→ Directions for this task: Search the records for the word "компании" and pick out every line that has it.

→ Information supplied:
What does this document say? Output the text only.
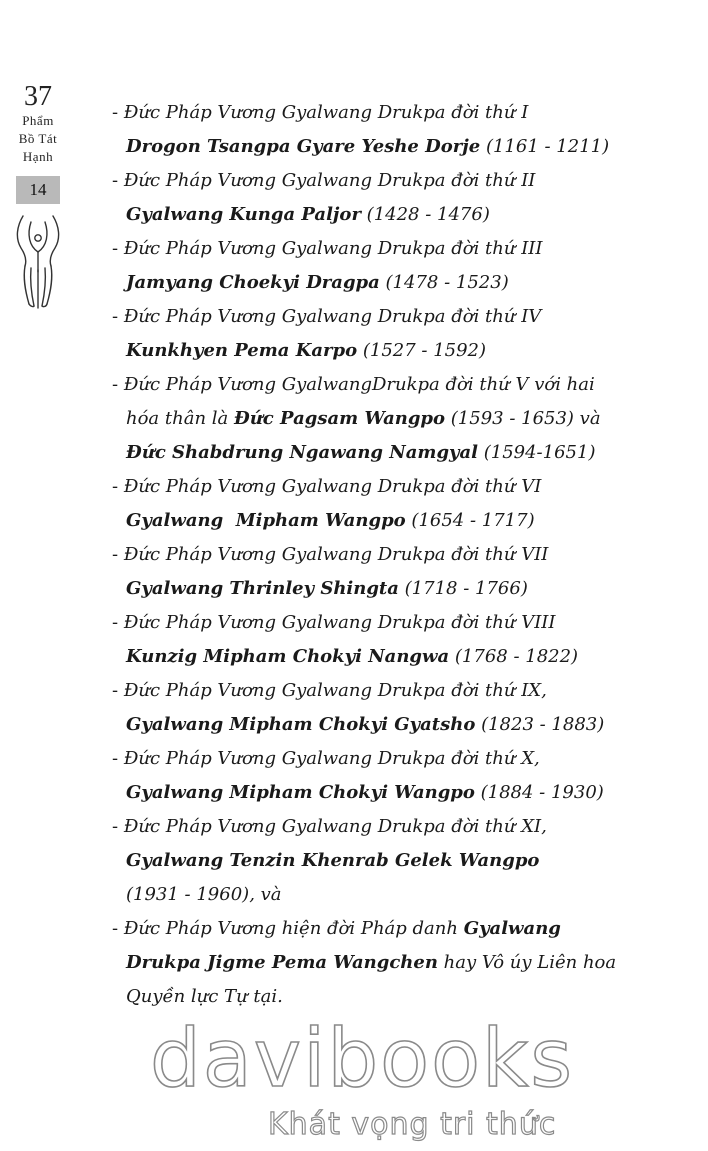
37
Phẩm
Bồ Tát
Hạnh
14
- Đức Pháp Vương Gyalwang Drukpa đời thứ I
Drogon Tsangpa Gyare Yeshe Dorje (1161 - 1211)
- Đức Pháp Vương Gyalwang Drukpa đời thứ II
Gyalwang Kunga Paljor (1428 - 1476)
- Đức Pháp Vương Gyalwang Drukpa đời thứ III
Jamyang Choekyi Dragpa (1478 - 1523)
- Đức Pháp Vương Gyalwang Drukpa đời thứ IV
Kunkhyen Pema Karpo (1527 - 1592)
- Đức Pháp Vương GyalwangDrukpa đời thứ V với hai
hóa thân là Đức Pagsam Wangpo (1593 - 1653) và
Đức Shabdrung Ngawang Namgyal (1594-1651)
- Đức Pháp Vương Gyalwang Drukpa đời thứ VI
Gyalwang  Mipham Wangpo (1654 - 1717)
- Đức Pháp Vương Gyalwang Drukpa đời thứ VII
Gyalwang Thrinley Shingta (1718 - 1766)
- Đức Pháp Vương Gyalwang Drukpa đời thứ VIII
Kunzig Mipham Chokyi Nangwa (1768 - 1822)
- Đức Pháp Vương Gyalwang Drukpa đời thứ IX,
Gyalwang Mipham Chokyi Gyatsho (1823 - 1883)
- Đức Pháp Vương Gyalwang Drukpa đời thứ X,
Gyalwang Mipham Chokyi Wangpo (1884 - 1930)
- Đức Pháp Vương Gyalwang Drukpa đời thứ XI,
Gyalwang Tenzin Khenrab Gelek Wangpo
(1931 - 1960), và
- Đức Pháp Vương hiện đời Pháp danh Gyalwang
Drukpa Jigme Pema Wangchen hay Vô úy Liên hoa
Quyền lực Tự tại.
davibooks
Khát vọng tri thức
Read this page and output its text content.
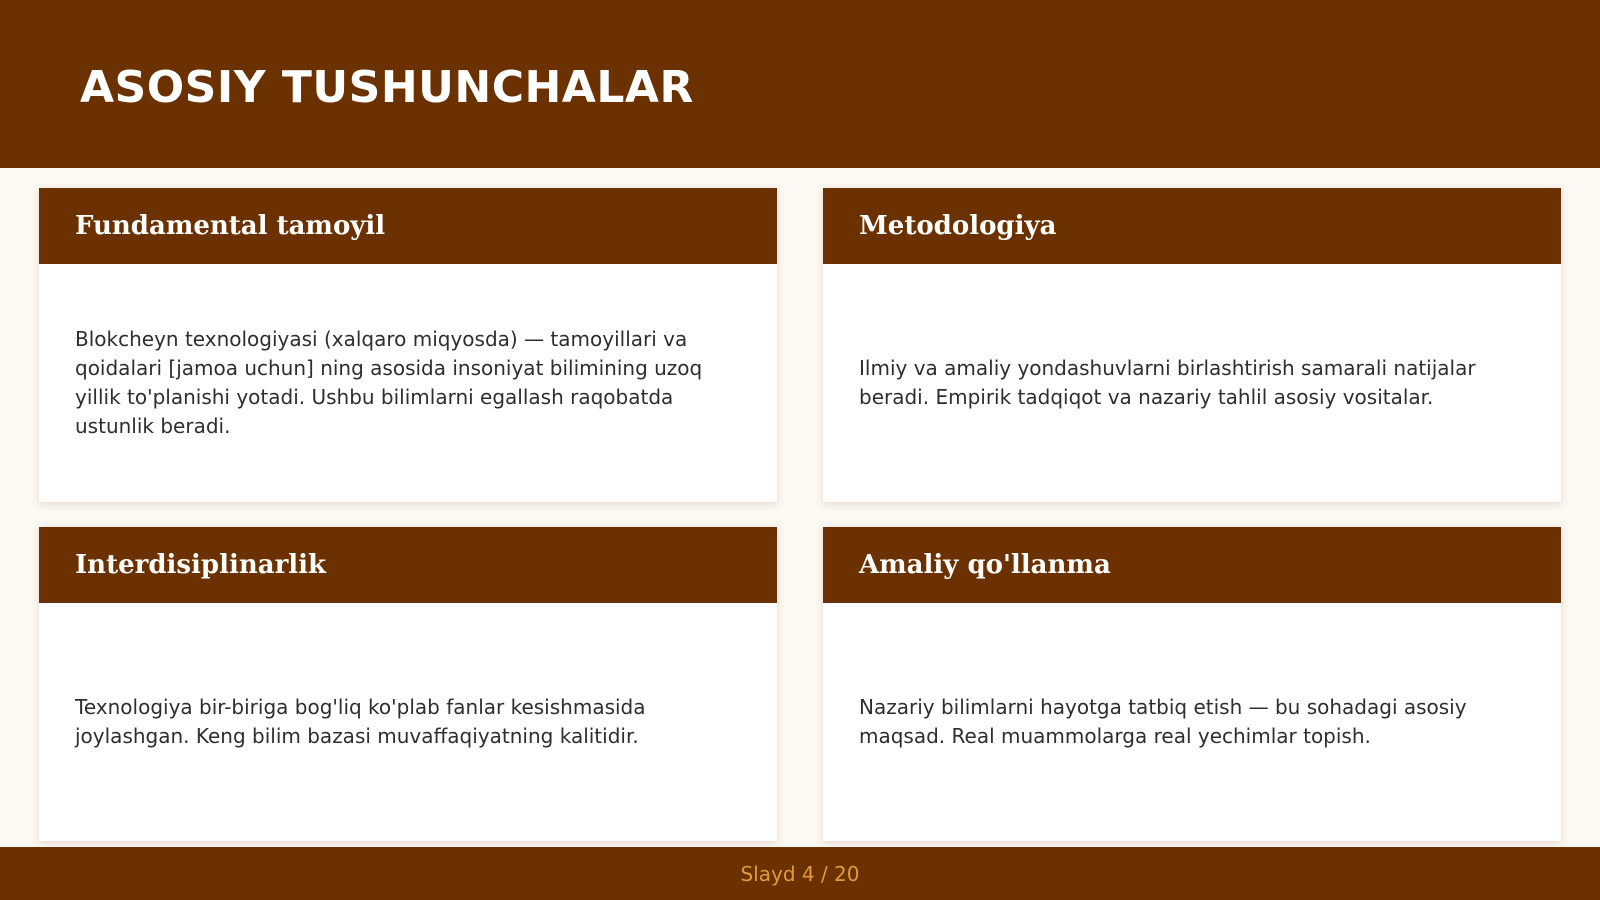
ASOSIY TUSHUNCHALAR
Fundamental tamoyil

Blokcheyn texnologiyasi (xalqaro miqyosda) — tamoyillari va qoidalari [jamoa uchun] ning asosida insoniyat bilimining uzoq yillik to'planishi yotadi. Ushbu bilimlarni egallash raqobatda ustunlik beradi.

Metodologiya

Ilmiy va amaliy yondashuvlarni birlashtirish samarali natijalar beradi. Empirik tadqiqot va nazariy tahlil asosiy vositalar.

Interdisiplinarlik

Texnologiya bir-biriga bog'liq ko'plab fanlar kesishmasida joylashgan. Keng bilim bazasi muvaffaqiyatning kalitidir.

Amaliy qo'llanma

Nazariy bilimlarni hayotga tatbiq etish — bu sohadagi asosiy maqsad. Real muammolarga real yechimlar topish.

Slayd 4 / 20
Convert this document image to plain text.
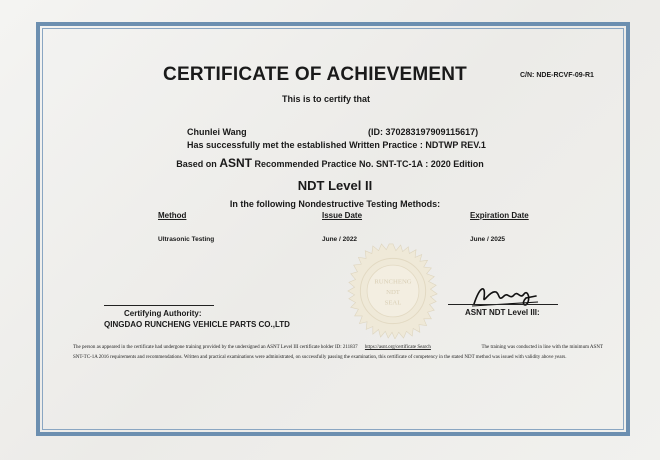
CERTIFICATE OF ACHIEVEMENT	C/N: NDE-RCVF-09-R1
This is to certify that
Chunlei Wang	(ID: 370283197909115617)
Has successfully met the established Written Practice : NDTWP REV.1
Based on ASNT Recommended Practice No. SNT-TC-1A : 2020 Edition
NDT Level II
In the following Nondestructive Testing Methods:
Method	Issue Date	Expiration Date
Ultrasonic Testing	June / 2022	June / 2025
RUNCHENG
NDT
SEAL
Certifying Authority:
QINGDAO RUNCHENG VEHICLE PARTS CO.,LTD
ASNT NDT Level III:
The person as appeared in the certificate had undergone training provided by the undersigned an ASNT Level III certificate holder ID: 211837 https://asnt.org/certificate Search	The training was conducted in line with the minimum ASNT
SNT-TC-1A 2016 requirements and recommendations. Written and practical examinations were administrated, on successfully passing the examination, this certificate of competency in the stated NDT method was issued with validity above years.
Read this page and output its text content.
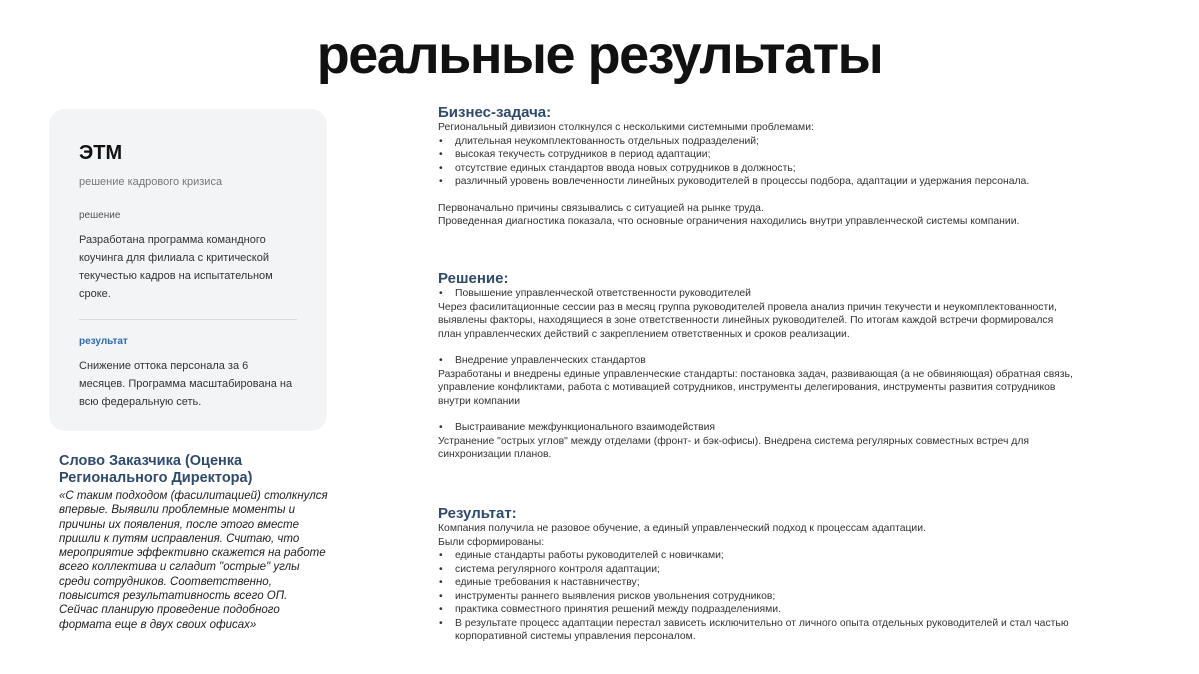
реальные результаты
ЭТМ
решение кадрового кризиса
решение
Разработана программа командного коучинга для филиала с критической текучестью кадров на испытательном сроке.
результат
Снижение оттока персонала за 6 месяцев. Программа масштабирована на всю федеральную сеть.
Слово Заказчика (Оценка Регионального Директора)
«С таким подходом (фасилитацией) столкнулся впервые. Выявили проблемные моменты и причины их появления, после этого вместе пришли к путям исправления. Считаю, что мероприятие эффективно скажется на работе всего коллектива и сгладит "острые" углы среди сотрудников. Соответственно, повысится результативность всего ОП. Сейчас планирую проведение подобного формата еще в двух своих офисах»
Бизнес-задача:
Региональный дивизион столкнулся с несколькими системными проблемами:
• длительная неукомплектованность отдельных подразделений;
• высокая текучесть сотрудников в период адаптации;
• отсутствие единых стандартов ввода новых сотрудников в должность;
• различный уровень вовлеченности линейных руководителей в процессы подбора, адаптации и удержания персонала.
Первоначально причины связывались с ситуацией на рынке труда.
Проведенная диагностика показала, что основные ограничения находились внутри управленческой системы компании.
Решение:
• Повышение управленческой ответственности руководителей
Через фасилитационные сессии раз в месяц группа руководителей провела анализ причин текучести и неукомплектованности, выявлены факторы, находящиеся в зоне ответственности линейных руководителей. По итогам каждой встречи формировался план управленческих действий с закреплением ответственных и сроков реализации.
• Внедрение управленческих стандартов
Разработаны и внедрены единые управленческие стандарты: постановка задач, развивающая (а не обвиняющая) обратная связь, управление конфликтами, работа с мотивацией сотрудников, инструменты делегирования, инструменты развития сотрудников внутри компании
• Выстраивание межфункционального взаимодействия
Устранение "острых углов" между отделами (фронт- и бэк-офисы). Внедрена система регулярных совместных встреч для синхронизации планов.
Результат:
Компания получила не разовое обучение, а единый управленческий подход к процессам адаптации.
Были сформированы:
• единые стандарты работы руководителей с новичками;
• система регулярного контроля адаптации;
• единые требования к наставничеству;
• инструменты раннего выявления рисков увольнения сотрудников;
• практика совместного принятия решений между подразделениями.
• В результате процесс адаптации перестал зависеть исключительно от личного опыта отдельных руководителей и стал частью корпоративной системы управления персоналом.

→ Task response:
Проведенная диагностика показала, что основные ограничения находились внутри управленческой системы компании.
Разработаны и внедрены единые управленческие стандарты: постановка задач, развивающая (а не обвиняющая) обратная связь, управление конфликтами, работа с мотивацией сотрудников, инструменты делегирования, инструменты развития сотрудников внутри компании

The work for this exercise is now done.